◆ Job: Write out all of the lines below, exactly and completely.
— BEGIN Data supplied —
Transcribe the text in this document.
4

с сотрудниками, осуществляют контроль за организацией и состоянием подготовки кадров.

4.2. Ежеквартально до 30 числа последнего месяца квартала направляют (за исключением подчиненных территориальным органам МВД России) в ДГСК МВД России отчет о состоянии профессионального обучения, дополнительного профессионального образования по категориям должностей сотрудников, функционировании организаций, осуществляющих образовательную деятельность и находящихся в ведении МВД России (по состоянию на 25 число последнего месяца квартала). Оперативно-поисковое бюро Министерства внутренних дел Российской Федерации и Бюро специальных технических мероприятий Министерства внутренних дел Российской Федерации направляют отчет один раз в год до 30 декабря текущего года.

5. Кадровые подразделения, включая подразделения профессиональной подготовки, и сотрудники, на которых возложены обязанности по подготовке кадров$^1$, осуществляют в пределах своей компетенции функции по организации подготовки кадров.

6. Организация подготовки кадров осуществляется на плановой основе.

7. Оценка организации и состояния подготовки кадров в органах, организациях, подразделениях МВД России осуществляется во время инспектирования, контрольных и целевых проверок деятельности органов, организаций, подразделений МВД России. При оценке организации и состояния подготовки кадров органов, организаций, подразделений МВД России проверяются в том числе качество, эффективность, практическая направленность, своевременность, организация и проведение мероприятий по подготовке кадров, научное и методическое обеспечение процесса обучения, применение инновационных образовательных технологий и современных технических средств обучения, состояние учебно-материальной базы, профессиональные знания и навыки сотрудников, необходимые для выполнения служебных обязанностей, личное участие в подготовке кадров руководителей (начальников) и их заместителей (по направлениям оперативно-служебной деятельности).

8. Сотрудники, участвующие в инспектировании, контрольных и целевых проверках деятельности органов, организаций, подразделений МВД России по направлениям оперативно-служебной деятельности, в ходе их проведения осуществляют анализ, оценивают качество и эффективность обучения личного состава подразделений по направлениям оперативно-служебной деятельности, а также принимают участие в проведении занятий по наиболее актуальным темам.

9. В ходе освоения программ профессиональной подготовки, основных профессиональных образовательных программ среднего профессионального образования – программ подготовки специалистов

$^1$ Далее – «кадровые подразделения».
— END Data supplied —
◆ Exercise answer:
Transcribe the text in this document.
4

с сотрудниками, осуществляют контроль за организацией и состоянием подготовки кадров.

4.2. Ежеквартально до 30 числа последнего месяца квартала направляют (за исключением подчиненных территориальным органам МВД России) в ДГСК МВД России отчет о состоянии профессионального обучения, дополнительного профессионального образования по категориям должностей сотрудников, функционировании организаций, осуществляющих образовательную деятельность и находящихся в ведении МВД России (по состоянию на 25 число последнего месяца квартала). Оперативно-поисковое бюро Министерства внутренних дел Российской Федерации и Бюро специальных технических мероприятий Министерства внутренних дел Российской Федерации направляют отчет один раз в год до 30 декабря текущего года.

5. Кадровые подразделения, включая подразделения профессиональной подготовки, и сотрудники, на которых возложены обязанности по подготовке кадров$^1$, осуществляют в пределах своей компетенции функции по организации подготовки кадров.

6. Организация подготовки кадров осуществляется на плановой основе.

7. Оценка организации и состояния подготовки кадров в органах, организациях, подразделениях МВД России осуществляется во время инспектирования, контрольных и целевых проверок деятельности органов, организаций, подразделений МВД России. При оценке организации и состояния подготовки кадров органов, организаций, подразделений МВД России проверяются в том числе качество, эффективность, практическая направленность, своевременность, организация и проведение мероприятий по подготовке кадров, научное и методическое обеспечение процесса обучения, применение инновационных образовательных технологий и современных технических средств обучения, состояние учебно-материальной базы, профессиональные знания и навыки сотрудников, необходимые для выполнения служебных обязанностей, личное участие в подготовке кадров руководителей (начальников) и их заместителей (по направлениям оперативно-служебной деятельности).

8. Сотрудники, участвующие в инспектировании, контрольных и целевых проверках деятельности органов, организаций, подразделений МВД России по направлениям оперативно-служебной деятельности, в ходе их проведения осуществляют анализ, оценивают качество и эффективность обучения личного состава подразделений по направлениям оперативно-служебной деятельности, а также принимают участие в проведении занятий по наиболее актуальным темам.

9. В ходе освоения программ профессиональной подготовки, основных профессиональных образовательных программ среднего профессионального образования – программ подготовки специалистов

$^1$ Далее – «кадровые подразделения».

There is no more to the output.